:: SET PROBLEM ::
All the data below goes into the copy word for word, but the pictures don't.

____ DATA EXTRACT

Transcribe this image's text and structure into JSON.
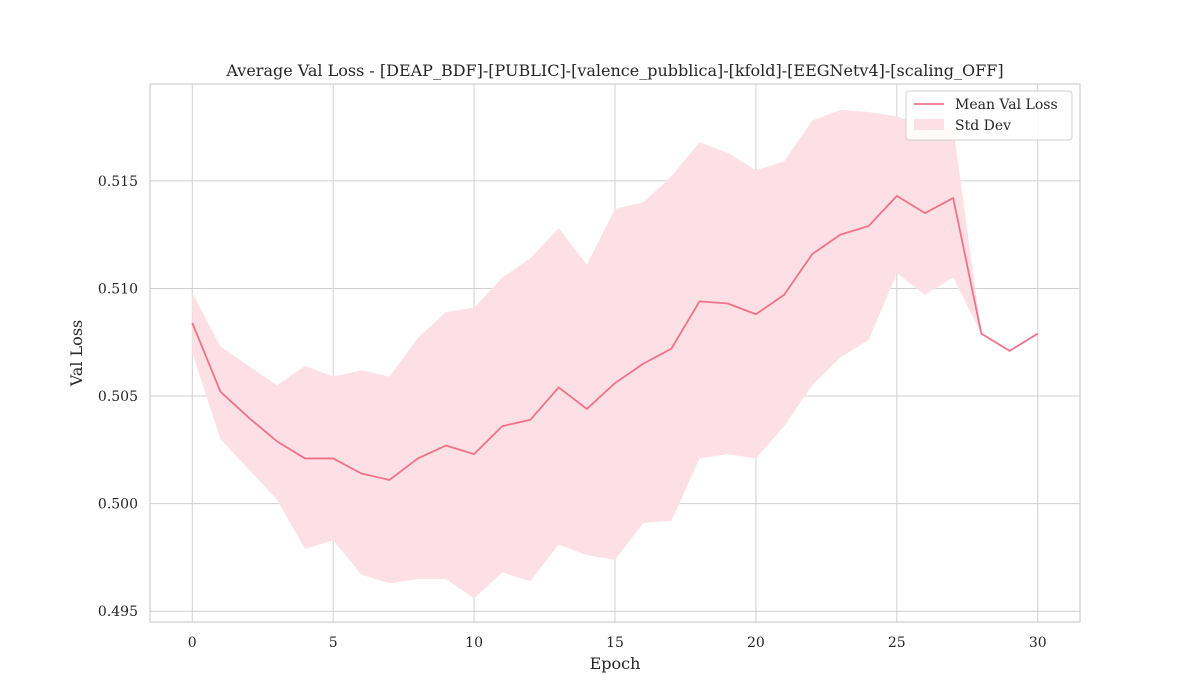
{
  "chart_data": {
    "type": "line",
    "title": "Average Val Loss - [DEAP_BDF]-[PUBLIC]-[valence_pubblica]-[kfold]-[EEGNetv4]-[scaling_OFF]",
    "xlabel": "Epoch",
    "ylabel": "Val Loss",
    "xlim": [
      -1.5,
      31.5
    ],
    "ylim": [
      0.4945,
      0.5195
    ],
    "xticks": [
      0,
      5,
      10,
      15,
      20,
      25,
      30
    ],
    "yticks": [
      0.495,
      0.5,
      0.505,
      0.51,
      0.515
    ],
    "xtick_labels": [
      "0",
      "5",
      "10",
      "15",
      "20",
      "25",
      "30"
    ],
    "ytick_labels": [
      "0.495",
      "0.500",
      "0.505",
      "0.510",
      "0.515"
    ],
    "grid": true,
    "legend_position": "top-right",
    "x": [
      0,
      1,
      2,
      3,
      4,
      5,
      6,
      7,
      8,
      9,
      10,
      11,
      12,
      13,
      14,
      15,
      16,
      17,
      18,
      19,
      20,
      21,
      22,
      23,
      24,
      25,
      26,
      27,
      28,
      29,
      30
    ],
    "series": [
      {
        "name": "Mean Val Loss",
        "color": "#f0728a",
        "values": [
          0.5084,
          0.5052,
          0.504,
          0.5029,
          0.5021,
          0.5021,
          0.5014,
          0.5011,
          0.5021,
          0.5027,
          0.5023,
          0.5036,
          0.5039,
          0.5054,
          0.5044,
          0.5056,
          0.5065,
          0.5072,
          0.5094,
          0.5093,
          0.5088,
          0.5097,
          0.5116,
          0.5125,
          0.5129,
          0.5143,
          0.5135,
          0.5142,
          0.5079,
          0.5071,
          0.5079
        ]
      },
      {
        "name": "Std Dev",
        "type": "band",
        "color": "#fde0e5",
        "upper": [
          0.5098,
          0.5073,
          0.5064,
          0.5055,
          0.5064,
          0.5059,
          0.5062,
          0.5059,
          0.5077,
          0.5089,
          0.5091,
          0.5105,
          0.5114,
          0.5128,
          0.5111,
          0.5137,
          0.514,
          0.5152,
          0.5168,
          0.5163,
          0.5155,
          0.5159,
          0.5178,
          0.5183,
          0.5182,
          0.518,
          0.5175,
          0.5175,
          0.5079,
          0.5071,
          0.5079
        ],
        "lower": [
          0.507,
          0.503,
          0.5016,
          0.5002,
          0.4979,
          0.4983,
          0.4967,
          0.4963,
          0.4965,
          0.4965,
          0.4956,
          0.4968,
          0.4964,
          0.4981,
          0.4976,
          0.4974,
          0.4991,
          0.4992,
          0.5021,
          0.5023,
          0.5021,
          0.5036,
          0.5055,
          0.5068,
          0.5076,
          0.5107,
          0.5097,
          0.5105,
          0.5079,
          0.5071,
          0.5079
        ]
      }
    ]
  }
}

________

:: WORKED SOLUTION ::
Transcribe this image's text and structure into JSON.
{
  "chart_data": {
    "type": "line",
    "title": "Average Val Loss - [DEAP_BDF]-[PUBLIC]-[valence_pubblica]-[kfold]-[EEGNetv4]-[scaling_OFF]",
    "xlabel": "Epoch",
    "ylabel": "Val Loss",
    "xlim": [
      -1.5,
      31.5
    ],
    "ylim": [
      0.4945,
      0.5195
    ],
    "xticks": [
      0,
      5,
      10,
      15,
      20,
      25,
      30
    ],
    "yticks": [
      0.495,
      0.5,
      0.505,
      0.51,
      0.515
    ],
    "xtick_labels": [
      "0",
      "5",
      "10",
      "15",
      "20",
      "25",
      "30"
    ],
    "ytick_labels": [
      "0.495",
      "0.500",
      "0.505",
      "0.510",
      "0.515"
    ],
    "grid": true,
    "legend_position": "top-right",
    "x": [
      0,
      1,
      2,
      3,
      4,
      5,
      6,
      7,
      8,
      9,
      10,
      11,
      12,
      13,
      14,
      15,
      16,
      17,
      18,
      19,
      20,
      21,
      22,
      23,
      24,
      25,
      26,
      27,
      28,
      29,
      30
    ],
    "series": [
      {
        "name": "Mean Val Loss",
        "color": "#f0728a",
        "values": [
          0.5084,
          0.5052,
          0.504,
          0.5029,
          0.5021,
          0.5021,
          0.5014,
          0.5011,
          0.5021,
          0.5027,
          0.5023,
          0.5036,
          0.5039,
          0.5054,
          0.5044,
          0.5056,
          0.5065,
          0.5072,
          0.5094,
          0.5093,
          0.5088,
          0.5097,
          0.5116,
          0.5125,
          0.5129,
          0.5143,
          0.5135,
          0.5142,
          0.5079,
          0.5071,
          0.5079
        ]
      },
      {
        "name": "Std Dev",
        "type": "band",
        "color": "#fde0e5",
        "upper": [
          0.5098,
          0.5073,
          0.5064,
          0.5055,
          0.5064,
          0.5059,
          0.5062,
          0.5059,
          0.5077,
          0.5089,
          0.5091,
          0.5105,
          0.5114,
          0.5128,
          0.5111,
          0.5137,
          0.514,
          0.5152,
          0.5168,
          0.5163,
          0.5155,
          0.5159,
          0.5178,
          0.5183,
          0.5182,
          0.518,
          0.5175,
          0.5175,
          0.5079,
          0.5071,
          0.5079
        ],
        "lower": [
          0.507,
          0.503,
          0.5016,
          0.5002,
          0.4979,
          0.4983,
          0.4967,
          0.4963,
          0.4965,
          0.4965,
          0.4956,
          0.4968,
          0.4964,
          0.4981,
          0.4976,
          0.4974,
          0.4991,
          0.4992,
          0.5021,
          0.5023,
          0.5021,
          0.5036,
          0.5055,
          0.5068,
          0.5076,
          0.5107,
          0.5097,
          0.5105,
          0.5079,
          0.5071,
          0.5079
        ]
      }
    ]
  }
}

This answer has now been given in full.